== Work instructions ==
Write the listing out again, all of it, word for word.

────────────────

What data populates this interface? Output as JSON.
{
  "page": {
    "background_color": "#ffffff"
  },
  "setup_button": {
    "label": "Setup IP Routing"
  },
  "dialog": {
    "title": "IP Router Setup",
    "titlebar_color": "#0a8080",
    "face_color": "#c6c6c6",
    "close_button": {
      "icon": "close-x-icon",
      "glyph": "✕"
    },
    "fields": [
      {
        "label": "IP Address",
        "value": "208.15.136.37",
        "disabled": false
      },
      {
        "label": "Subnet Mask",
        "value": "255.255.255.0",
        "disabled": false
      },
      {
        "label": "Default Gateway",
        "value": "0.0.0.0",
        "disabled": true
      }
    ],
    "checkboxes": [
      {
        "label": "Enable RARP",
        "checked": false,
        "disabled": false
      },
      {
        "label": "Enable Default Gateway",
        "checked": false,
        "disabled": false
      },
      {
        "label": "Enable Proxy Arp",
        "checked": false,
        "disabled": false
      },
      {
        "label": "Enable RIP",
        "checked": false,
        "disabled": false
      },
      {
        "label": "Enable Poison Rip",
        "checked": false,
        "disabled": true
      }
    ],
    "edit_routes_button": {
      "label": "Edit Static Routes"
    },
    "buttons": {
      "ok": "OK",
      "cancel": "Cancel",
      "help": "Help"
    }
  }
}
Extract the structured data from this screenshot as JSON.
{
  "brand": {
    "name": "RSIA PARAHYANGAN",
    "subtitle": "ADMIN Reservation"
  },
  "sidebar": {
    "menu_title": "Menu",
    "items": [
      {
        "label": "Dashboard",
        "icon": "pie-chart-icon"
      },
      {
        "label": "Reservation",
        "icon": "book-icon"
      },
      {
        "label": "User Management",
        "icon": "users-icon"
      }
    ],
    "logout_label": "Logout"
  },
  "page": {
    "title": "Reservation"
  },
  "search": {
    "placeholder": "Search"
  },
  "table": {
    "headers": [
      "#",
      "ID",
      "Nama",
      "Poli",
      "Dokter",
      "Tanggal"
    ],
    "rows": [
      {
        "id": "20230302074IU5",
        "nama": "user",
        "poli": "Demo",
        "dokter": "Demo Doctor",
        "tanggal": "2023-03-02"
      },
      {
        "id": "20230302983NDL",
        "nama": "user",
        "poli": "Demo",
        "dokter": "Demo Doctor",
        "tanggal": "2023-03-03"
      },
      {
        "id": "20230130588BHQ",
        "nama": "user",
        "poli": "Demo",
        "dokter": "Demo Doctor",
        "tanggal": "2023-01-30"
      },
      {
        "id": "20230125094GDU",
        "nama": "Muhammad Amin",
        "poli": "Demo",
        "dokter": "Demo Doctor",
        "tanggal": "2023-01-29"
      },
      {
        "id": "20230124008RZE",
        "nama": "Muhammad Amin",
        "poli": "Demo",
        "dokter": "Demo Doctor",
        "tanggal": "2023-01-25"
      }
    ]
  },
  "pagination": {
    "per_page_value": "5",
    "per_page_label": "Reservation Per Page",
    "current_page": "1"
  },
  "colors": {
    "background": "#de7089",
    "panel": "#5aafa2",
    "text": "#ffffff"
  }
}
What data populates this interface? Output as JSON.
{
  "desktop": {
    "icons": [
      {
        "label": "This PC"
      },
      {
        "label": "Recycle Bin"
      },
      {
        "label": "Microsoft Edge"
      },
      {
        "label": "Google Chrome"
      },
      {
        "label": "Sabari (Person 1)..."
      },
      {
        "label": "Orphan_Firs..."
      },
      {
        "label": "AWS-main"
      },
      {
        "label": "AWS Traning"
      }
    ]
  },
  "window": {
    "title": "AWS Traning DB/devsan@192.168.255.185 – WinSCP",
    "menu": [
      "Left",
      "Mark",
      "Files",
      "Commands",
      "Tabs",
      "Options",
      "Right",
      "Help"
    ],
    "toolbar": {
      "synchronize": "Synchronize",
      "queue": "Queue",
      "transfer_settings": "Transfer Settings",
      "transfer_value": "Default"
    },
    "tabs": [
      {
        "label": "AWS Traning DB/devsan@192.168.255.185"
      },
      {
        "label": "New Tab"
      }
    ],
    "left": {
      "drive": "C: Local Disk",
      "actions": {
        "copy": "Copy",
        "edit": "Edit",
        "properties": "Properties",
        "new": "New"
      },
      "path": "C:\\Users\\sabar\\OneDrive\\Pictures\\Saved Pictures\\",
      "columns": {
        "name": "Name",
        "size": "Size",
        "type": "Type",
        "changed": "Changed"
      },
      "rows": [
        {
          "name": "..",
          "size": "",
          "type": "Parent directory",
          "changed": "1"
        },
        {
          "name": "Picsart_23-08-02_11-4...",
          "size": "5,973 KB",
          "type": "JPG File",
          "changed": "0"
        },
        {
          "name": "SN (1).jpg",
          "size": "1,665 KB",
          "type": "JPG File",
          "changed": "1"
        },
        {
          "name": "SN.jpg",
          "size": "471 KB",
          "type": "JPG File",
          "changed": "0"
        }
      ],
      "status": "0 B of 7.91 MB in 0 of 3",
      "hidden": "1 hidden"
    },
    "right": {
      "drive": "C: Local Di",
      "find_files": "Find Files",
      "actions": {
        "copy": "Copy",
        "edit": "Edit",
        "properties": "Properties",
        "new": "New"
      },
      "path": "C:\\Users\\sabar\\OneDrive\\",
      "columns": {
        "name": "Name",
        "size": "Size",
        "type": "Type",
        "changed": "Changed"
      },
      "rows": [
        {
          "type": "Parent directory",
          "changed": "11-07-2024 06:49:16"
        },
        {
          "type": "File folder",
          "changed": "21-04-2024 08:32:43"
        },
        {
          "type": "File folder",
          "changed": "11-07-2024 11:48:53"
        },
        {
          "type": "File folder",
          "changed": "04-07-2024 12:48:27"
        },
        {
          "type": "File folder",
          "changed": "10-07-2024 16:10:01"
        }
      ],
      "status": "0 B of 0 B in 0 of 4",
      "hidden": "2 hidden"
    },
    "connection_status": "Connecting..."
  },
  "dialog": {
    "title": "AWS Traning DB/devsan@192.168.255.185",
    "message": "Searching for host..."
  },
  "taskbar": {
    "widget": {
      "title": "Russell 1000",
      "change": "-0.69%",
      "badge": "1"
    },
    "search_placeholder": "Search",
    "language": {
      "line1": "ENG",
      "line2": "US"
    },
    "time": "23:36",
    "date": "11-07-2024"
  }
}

────────────────

== Complete answer ==
What data populates this interface? Output as JSON.
{
  "page": {
    "background_color": "#ffffff"
  },
  "setup_button": {
    "label": "Setup IP Routing"
  },
  "dialog": {
    "title": "IP Router Setup",
    "titlebar_color": "#0a8080",
    "face_color": "#c6c6c6",
    "close_button": {
      "icon": "close-x-icon",
      "glyph": "✕"
    },
    "fields": [
      {
        "label": "IP Address",
        "value": "208.15.136.37",
        "disabled": false
      },
      {
        "label": "Subnet Mask",
        "value": "255.255.255.0",
        "disabled": false
      },
      {
        "label": "Default Gateway",
        "value": "0.0.0.0",
        "disabled": true
      }
    ],
    "checkboxes": [
      {
        "label": "Enable RARP",
        "checked": false,
        "disabled": false
      },
      {
        "label": "Enable Default Gateway",
        "checked": false,
        "disabled": false
      },
      {
        "label": "Enable Proxy Arp",
        "checked": false,
        "disabled": false
      },
      {
        "label": "Enable RIP",
        "checked": false,
        "disabled": false
      },
      {
        "label": "Enable Poison Rip",
        "checked": false,
        "disabled": true
      }
    ],
    "edit_routes_button": {
      "label": "Edit Static Routes"
    },
    "buttons": {
      "ok": "OK",
      "cancel": "Cancel",
      "help": "Help"
    }
  }
}
Extract the structured data from this screenshot as JSON.
{
  "brand": {
    "name": "RSIA PARAHYANGAN",
    "subtitle": "ADMIN Reservation"
  },
  "sidebar": {
    "menu_title": "Menu",
    "items": [
      {
        "label": "Dashboard",
        "icon": "pie-chart-icon"
      },
      {
        "label": "Reservation",
        "icon": "book-icon"
      },
      {
        "label": "User Management",
        "icon": "users-icon"
      }
    ],
    "logout_label": "Logout"
  },
  "page": {
    "title": "Reservation"
  },
  "search": {
    "placeholder": "Search"
  },
  "table": {
    "headers": [
      "#",
      "ID",
      "Nama",
      "Poli",
      "Dokter",
      "Tanggal"
    ],
    "rows": [
      {
        "id": "20230302074IU5",
        "nama": "user",
        "poli": "Demo",
        "dokter": "Demo Doctor",
        "tanggal": "2023-03-02"
      },
      {
        "id": "20230302983NDL",
        "nama": "user",
        "poli": "Demo",
        "dokter": "Demo Doctor",
        "tanggal": "2023-03-03"
      },
      {
        "id": "20230130588BHQ",
        "nama": "user",
        "poli": "Demo",
        "dokter": "Demo Doctor",
        "tanggal": "2023-01-30"
      },
      {
        "id": "20230125094GDU",
        "nama": "Muhammad Amin",
        "poli": "Demo",
        "dokter": "Demo Doctor",
        "tanggal": "2023-01-29"
      },
      {
        "id": "20230124008RZE",
        "nama": "Muhammad Amin",
        "poli": "Demo",
        "dokter": "Demo Doctor",
        "tanggal": "2023-01-25"
      }
    ]
  },
  "pagination": {
    "per_page_value": "5",
    "per_page_label": "Reservation Per Page",
    "current_page": "1"
  },
  "colors": {
    "background": "#de7089",
    "panel": "#5aafa2",
    "text": "#ffffff"
  }
}
What data populates this interface? Output as JSON.
{
  "desktop": {
    "icons": [
      {
        "label": "This PC"
      },
      {
        "label": "Recycle Bin"
      },
      {
        "label": "Microsoft Edge"
      },
      {
        "label": "Google Chrome"
      },
      {
        "label": "Sabari (Person 1)..."
      },
      {
        "label": "Orphan_Firs..."
      },
      {
        "label": "AWS-main"
      },
      {
        "label": "AWS Traning"
      }
    ]
  },
  "window": {
    "title": "AWS Traning DB/devsan@192.168.255.185 – WinSCP",
    "menu": [
      "Left",
      "Mark",
      "Files",
      "Commands",
      "Tabs",
      "Options",
      "Right",
      "Help"
    ],
    "toolbar": {
      "synchronize": "Synchronize",
      "queue": "Queue",
      "transfer_settings": "Transfer Settings",
      "transfer_value": "Default"
    },
    "tabs": [
      {
        "label": "AWS Traning DB/devsan@192.168.255.185"
      },
      {
        "label": "New Tab"
      }
    ],
    "left": {
      "drive": "C: Local Disk",
      "actions": {
        "copy": "Copy",
        "edit": "Edit",
        "properties": "Properties",
        "new": "New"
      },
      "path": "C:\\Users\\sabar\\OneDrive\\Pictures\\Saved Pictures\\",
      "columns": {
        "name": "Name",
        "size": "Size",
        "type": "Type",
        "changed": "Changed"
      },
      "rows": [
        {
          "name": "..",
          "size": "",
          "type": "Parent directory",
          "changed": "1"
        },
        {
          "name": "Picsart_23-08-02_11-4...",
          "size": "5,973 KB",
          "type": "JPG File",
          "changed": "0"
        },
        {
          "name": "SN (1).jpg",
          "size": "1,665 KB",
          "type": "JPG File",
          "changed": "1"
        },
        {
          "name": "SN.jpg",
          "size": "471 KB",
          "type": "JPG File",
          "changed": "0"
        }
      ],
      "status": "0 B of 7.91 MB in 0 of 3",
      "hidden": "1 hidden"
    },
    "right": {
      "drive": "C: Local Di",
      "find_files": "Find Files",
      "actions": {
        "copy": "Copy",
        "edit": "Edit",
        "properties": "Properties",
        "new": "New"
      },
      "path": "C:\\Users\\sabar\\OneDrive\\",
      "columns": {
        "name": "Name",
        "size": "Size",
        "type": "Type",
        "changed": "Changed"
      },
      "rows": [
        {
          "type": "Parent directory",
          "changed": "11-07-2024 06:49:16"
        },
        {
          "type": "File folder",
          "changed": "21-04-2024 08:32:43"
        },
        {
          "type": "File folder",
          "changed": "11-07-2024 11:48:53"
        },
        {
          "type": "File folder",
          "changed": "04-07-2024 12:48:27"
        },
        {
          "type": "File folder",
          "changed": "10-07-2024 16:10:01"
        }
      ],
      "status": "0 B of 0 B in 0 of 4",
      "hidden": "2 hidden"
    },
    "connection_status": "Connecting..."
  },
  "dialog": {
    "title": "AWS Traning DB/devsan@192.168.255.185",
    "message": "Searching for host..."
  },
  "taskbar": {
    "widget": {
      "title": "Russell 1000",
      "change": "-0.69%",
      "badge": "1"
    },
    "search_placeholder": "Search",
    "language": {
      "line1": "ENG",
      "line2": "US"
    },
    "time": "23:36",
    "date": "11-07-2024"
  }
}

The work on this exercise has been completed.